== Exercise description ==
Take all the material and copy it exactly.

== Input rows ==
START

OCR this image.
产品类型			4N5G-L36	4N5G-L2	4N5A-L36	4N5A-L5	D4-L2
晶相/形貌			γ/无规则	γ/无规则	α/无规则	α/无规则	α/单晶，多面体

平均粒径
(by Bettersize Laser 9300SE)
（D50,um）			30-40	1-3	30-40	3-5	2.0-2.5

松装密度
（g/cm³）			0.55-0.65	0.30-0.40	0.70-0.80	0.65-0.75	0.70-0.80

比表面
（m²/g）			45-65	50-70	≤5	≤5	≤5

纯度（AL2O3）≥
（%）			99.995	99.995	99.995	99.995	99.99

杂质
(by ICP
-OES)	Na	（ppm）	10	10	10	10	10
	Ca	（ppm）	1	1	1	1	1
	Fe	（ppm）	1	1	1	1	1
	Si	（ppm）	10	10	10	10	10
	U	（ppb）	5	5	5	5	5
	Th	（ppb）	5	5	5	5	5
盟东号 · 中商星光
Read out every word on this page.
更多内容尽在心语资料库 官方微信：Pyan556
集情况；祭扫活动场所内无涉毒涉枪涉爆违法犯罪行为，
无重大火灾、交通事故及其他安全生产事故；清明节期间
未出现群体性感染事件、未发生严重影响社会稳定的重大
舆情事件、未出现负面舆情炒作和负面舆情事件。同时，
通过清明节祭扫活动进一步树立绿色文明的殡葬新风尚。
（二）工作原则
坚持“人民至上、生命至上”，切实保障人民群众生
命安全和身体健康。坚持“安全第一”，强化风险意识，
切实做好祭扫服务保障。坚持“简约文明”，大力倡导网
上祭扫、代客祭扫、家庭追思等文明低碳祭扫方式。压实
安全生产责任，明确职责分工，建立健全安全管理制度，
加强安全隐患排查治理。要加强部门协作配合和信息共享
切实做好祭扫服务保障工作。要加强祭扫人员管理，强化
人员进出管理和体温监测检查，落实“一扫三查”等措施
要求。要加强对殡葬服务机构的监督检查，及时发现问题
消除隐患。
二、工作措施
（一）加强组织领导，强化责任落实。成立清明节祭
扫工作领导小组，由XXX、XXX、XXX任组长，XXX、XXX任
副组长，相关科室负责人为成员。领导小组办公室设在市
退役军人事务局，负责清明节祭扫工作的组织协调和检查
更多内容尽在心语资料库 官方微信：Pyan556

END

== Full solution ==
OCR this image.
产品类型			4N5G-L36	4N5G-L2	4N5A-L36	4N5A-L5	D4-L2
晶相/形貌			γ/无规则	γ/无规则	α/无规则	α/无规则	α/单晶，多面体

平均粒径
(by Bettersize Laser 9300SE)
（D50,um）			30-40	1-3	30-40	3-5	2.0-2.5

松装密度
（g/cm³）			0.55-0.65	0.30-0.40	0.70-0.80	0.65-0.75	0.70-0.80

比表面
（m²/g）			45-65	50-70	≤5	≤5	≤5

纯度（AL2O3）≥
（%）			99.995	99.995	99.995	99.995	99.99

杂质
(by ICP
-OES)	Na	（ppm）	10	10	10	10	10
	Ca	（ppm）	1	1	1	1	1
	Fe	（ppm）	1	1	1	1	1
	Si	（ppm）	10	10	10	10	10
	U	（ppb）	5	5	5	5	5
	Th	（ppb）	5	5	5	5	5
盟东号 · 中商星光
Read out every word on this page.
更多内容尽在心语资料库 官方微信：Pyan556
集情况；祭扫活动场所内无涉毒涉枪涉爆违法犯罪行为，
无重大火灾、交通事故及其他安全生产事故；清明节期间
未出现群体性感染事件、未发生严重影响社会稳定的重大
舆情事件、未出现负面舆情炒作和负面舆情事件。同时，
通过清明节祭扫活动进一步树立绿色文明的殡葬新风尚。
（二）工作原则
坚持“人民至上、生命至上”，切实保障人民群众生
命安全和身体健康。坚持“安全第一”，强化风险意识，
切实做好祭扫服务保障。坚持“简约文明”，大力倡导网
上祭扫、代客祭扫、家庭追思等文明低碳祭扫方式。压实
安全生产责任，明确职责分工，建立健全安全管理制度，
加强安全隐患排查治理。要加强部门协作配合和信息共享
切实做好祭扫服务保障工作。要加强祭扫人员管理，强化
人员进出管理和体温监测检查，落实“一扫三查”等措施
要求。要加强对殡葬服务机构的监督检查，及时发现问题
消除隐患。
二、工作措施
（一）加强组织领导，强化责任落实。成立清明节祭
扫工作领导小组，由XXX、XXX、XXX任组长，XXX、XXX任
副组长，相关科室负责人为成员。领导小组办公室设在市
退役军人事务局，负责清明节祭扫工作的组织协调和检查
更多内容尽在心语资料库 官方微信：Pyan556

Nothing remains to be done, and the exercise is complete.